## WHAT IS EXPECTED:
Begin at the line containing "Convert this screenshot" and copy exactly through the last line of the listing, skipping every picture.

Collected data entries:
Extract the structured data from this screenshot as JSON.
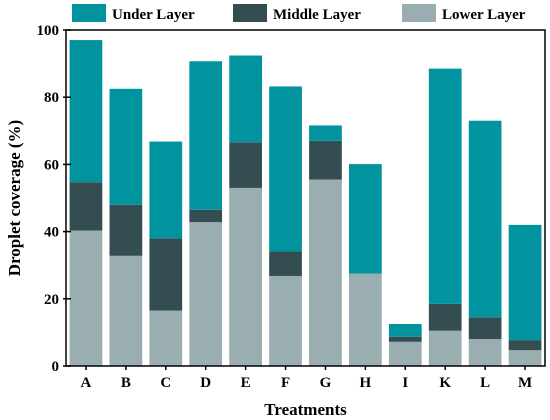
{
  "chart_data": {
    "type": "bar",
    "stacked": true,
    "categories": [
      "A",
      "B",
      "C",
      "D",
      "E",
      "F",
      "G",
      "H",
      "I",
      "K",
      "L",
      "M"
    ],
    "series": [
      {
        "name": "Lower Layer",
        "color": "#9aaeb2",
        "values": [
          40.3,
          32.8,
          16.5,
          42.8,
          53.0,
          26.8,
          55.5,
          27.5,
          7.2,
          10.5,
          8.0,
          4.7
        ]
      },
      {
        "name": "Middle Layer",
        "color": "#344d51",
        "values": [
          14.4,
          15.2,
          21.5,
          3.7,
          13.6,
          7.3,
          11.5,
          0.0,
          1.5,
          8.0,
          6.5,
          3.0
        ]
      },
      {
        "name": "Under Layer",
        "color": "#01939e",
        "values": [
          42.3,
          34.5,
          28.8,
          44.2,
          25.8,
          49.1,
          4.6,
          32.6,
          3.8,
          70.0,
          58.5,
          34.3
        ]
      }
    ],
    "legend_order": [
      "Under Layer",
      "Middle Layer",
      "Lower Layer"
    ],
    "legend_position": "top",
    "xlabel": "Treatments",
    "ylabel": "Droplet coverage (%)",
    "ylim": [
      0,
      100
    ],
    "yticks": [
      0,
      20,
      40,
      60,
      80,
      100
    ],
    "grid": false
  }
}
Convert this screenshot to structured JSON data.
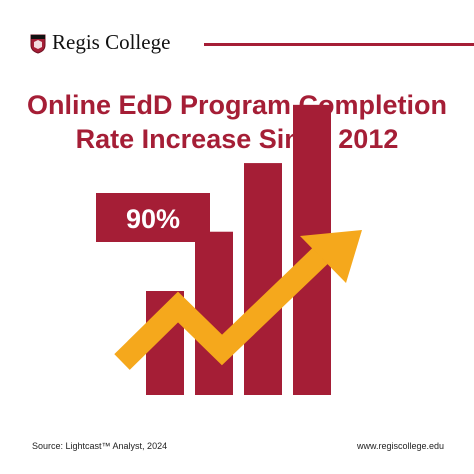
{
  "brand": {
    "name": "Regis College",
    "accent_color": "#a51e36",
    "arrow_color": "#f5a81c",
    "logo_icon": "regis-shield-icon"
  },
  "title_lines": [
    "Online EdD Program Completion",
    "Rate Increase Since 2012"
  ],
  "chart_data": {
    "type": "bar",
    "title": "Online EdD Program Completion Rate Increase Since 2012",
    "categories": [
      "",
      "",
      "",
      ""
    ],
    "values": [
      1,
      1.57,
      2.23,
      2.79
    ],
    "value_unit": "relative bar height (first bar = 1), no axis printed",
    "annotation": "90%",
    "trend": "upward arrow",
    "grid": false,
    "legend": "none"
  },
  "footer": {
    "source": "Source: Lightcast™ Analyst, 2024",
    "url": "www.regiscollege.edu"
  }
}
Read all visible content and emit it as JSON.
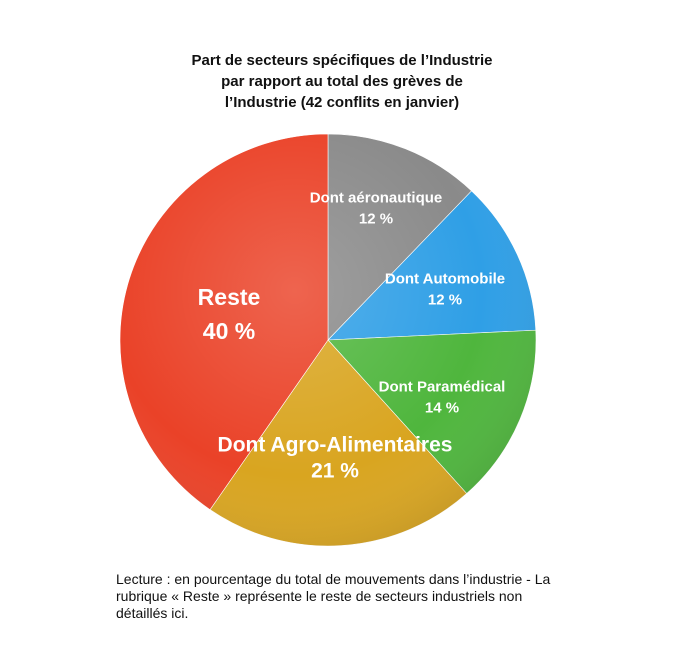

## REPLY:
Convert this screenshot to structured JSON data.
{
  "brand": {
    "name": "Regis College",
    "accent_color": "#a51e36",
    "arrow_color": "#f5a81c",
    "logo_icon": "regis-shield-icon"
  },
  "title_lines": [
    "Online EdD Program Completion",
    "Rate Increase Since 2012"
  ],
  "chart_data": {
    "type": "bar",
    "title": "Online EdD Program Completion Rate Increase Since 2012",
    "categories": [
      "",
      "",
      "",
      ""
    ],
    "values": [
      1,
      1.57,
      2.23,
      2.79
    ],
    "value_unit": "relative bar height (first bar = 1), no axis printed",
    "annotation": "90%",
    "trend": "upward arrow",
    "grid": false,
    "legend": "none"
  },
  "footer": {
    "source": "Source: Lightcast™ Analyst, 2024",
    "url": "www.regiscollege.edu"
  }
}
Read all visible content and emit it as JSON.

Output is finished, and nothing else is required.